Material shown:
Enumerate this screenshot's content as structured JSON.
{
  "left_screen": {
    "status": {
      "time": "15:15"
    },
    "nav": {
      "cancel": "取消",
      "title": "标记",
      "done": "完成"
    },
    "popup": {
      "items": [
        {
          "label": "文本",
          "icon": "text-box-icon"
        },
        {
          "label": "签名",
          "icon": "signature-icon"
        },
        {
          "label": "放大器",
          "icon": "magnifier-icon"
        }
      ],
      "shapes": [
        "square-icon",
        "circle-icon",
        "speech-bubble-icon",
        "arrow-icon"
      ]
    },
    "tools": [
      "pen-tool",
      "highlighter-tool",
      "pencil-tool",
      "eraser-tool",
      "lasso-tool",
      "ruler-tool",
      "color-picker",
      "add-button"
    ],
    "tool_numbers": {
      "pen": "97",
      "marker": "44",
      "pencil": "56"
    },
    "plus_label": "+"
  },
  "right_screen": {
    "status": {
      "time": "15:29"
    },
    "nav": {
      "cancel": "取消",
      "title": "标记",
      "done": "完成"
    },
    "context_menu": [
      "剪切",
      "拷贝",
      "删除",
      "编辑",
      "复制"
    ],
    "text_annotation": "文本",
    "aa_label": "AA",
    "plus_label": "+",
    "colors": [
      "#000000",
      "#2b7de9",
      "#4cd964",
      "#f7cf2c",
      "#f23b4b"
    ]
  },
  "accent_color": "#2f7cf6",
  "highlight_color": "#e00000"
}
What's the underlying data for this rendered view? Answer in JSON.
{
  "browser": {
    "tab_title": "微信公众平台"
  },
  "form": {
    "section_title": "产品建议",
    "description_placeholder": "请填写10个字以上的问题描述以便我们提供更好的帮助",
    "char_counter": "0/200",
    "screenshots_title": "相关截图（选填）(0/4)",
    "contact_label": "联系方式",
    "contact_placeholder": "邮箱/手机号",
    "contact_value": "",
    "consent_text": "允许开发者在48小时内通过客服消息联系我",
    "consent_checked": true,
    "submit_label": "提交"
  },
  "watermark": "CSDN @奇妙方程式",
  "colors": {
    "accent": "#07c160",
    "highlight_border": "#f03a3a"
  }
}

Work to complete: Collect every line above that contains the word "JSON".

Answer in full:
Enumerate this screenshot's content as structured JSON.
What's the underlying data for this rendered view? Answer in JSON.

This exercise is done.